(Collected data)
────
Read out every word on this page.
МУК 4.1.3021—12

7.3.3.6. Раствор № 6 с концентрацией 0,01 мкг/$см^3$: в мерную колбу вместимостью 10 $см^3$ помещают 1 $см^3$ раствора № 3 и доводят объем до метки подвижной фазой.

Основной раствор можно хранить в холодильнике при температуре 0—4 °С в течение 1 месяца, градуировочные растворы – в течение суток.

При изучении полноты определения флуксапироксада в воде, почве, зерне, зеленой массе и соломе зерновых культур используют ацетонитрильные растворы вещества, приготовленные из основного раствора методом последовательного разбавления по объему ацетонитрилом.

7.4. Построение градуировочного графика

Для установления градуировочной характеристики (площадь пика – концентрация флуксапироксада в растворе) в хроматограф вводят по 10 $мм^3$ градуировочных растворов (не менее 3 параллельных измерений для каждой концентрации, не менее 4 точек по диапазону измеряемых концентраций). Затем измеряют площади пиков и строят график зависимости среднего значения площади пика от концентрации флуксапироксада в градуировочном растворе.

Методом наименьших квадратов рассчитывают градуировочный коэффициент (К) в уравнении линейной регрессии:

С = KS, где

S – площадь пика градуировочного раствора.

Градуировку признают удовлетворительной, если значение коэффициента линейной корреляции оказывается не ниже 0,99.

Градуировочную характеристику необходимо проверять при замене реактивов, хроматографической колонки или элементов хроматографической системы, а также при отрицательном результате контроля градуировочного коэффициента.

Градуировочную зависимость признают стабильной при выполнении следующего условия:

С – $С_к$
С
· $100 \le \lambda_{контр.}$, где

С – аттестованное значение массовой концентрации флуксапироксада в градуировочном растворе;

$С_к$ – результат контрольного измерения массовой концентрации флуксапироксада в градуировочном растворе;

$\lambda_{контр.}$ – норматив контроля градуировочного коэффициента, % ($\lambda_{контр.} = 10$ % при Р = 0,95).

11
────
Using the data above, print every record exactly as shown.

Read out every word on this page.
МУК 4.1.3021—12

7.3.3.6. Раствор № 6 с концентрацией 0,01 мкг/$см^3$: в мерную колбу вместимостью 10 $см^3$ помещают 1 $см^3$ раствора № 3 и доводят объем до метки подвижной фазой.

Основной раствор можно хранить в холодильнике при температуре 0—4 °С в течение 1 месяца, градуировочные растворы – в течение суток.

При изучении полноты определения флуксапироксада в воде, почве, зерне, зеленой массе и соломе зерновых культур используют ацетонитрильные растворы вещества, приготовленные из основного раствора методом последовательного разбавления по объему ацетонитрилом.

7.4. Построение градуировочного графика

Для установления градуировочной характеристики (площадь пика – концентрация флуксапироксада в растворе) в хроматограф вводят по 10 $мм^3$ градуировочных растворов (не менее 3 параллельных измерений для каждой концентрации, не менее 4 точек по диапазону измеряемых концентраций). Затем измеряют площади пиков и строят график зависимости среднего значения площади пика от концентрации флуксапироксада в градуировочном растворе.

Методом наименьших квадратов рассчитывают градуировочный коэффициент (К) в уравнении линейной регрессии:

С = KS, где

S – площадь пика градуировочного раствора.

Градуировку признают удовлетворительной, если значение коэффициента линейной корреляции оказывается не ниже 0,99.

Градуировочную характеристику необходимо проверять при замене реактивов, хроматографической колонки или элементов хроматографической системы, а также при отрицательном результате контроля градуировочного коэффициента.

Градуировочную зависимость признают стабильной при выполнении следующего условия:

С – $С_к$
С
· $100 \le \lambda_{контр.}$, где

С – аттестованное значение массовой концентрации флуксапироксада в градуировочном растворе;

$С_к$ – результат контрольного измерения массовой концентрации флуксапироксада в градуировочном растворе;

$\lambda_{контр.}$ – норматив контроля градуировочного коэффициента, % ($\lambda_{контр.} = 10$ % при Р = 0,95).

11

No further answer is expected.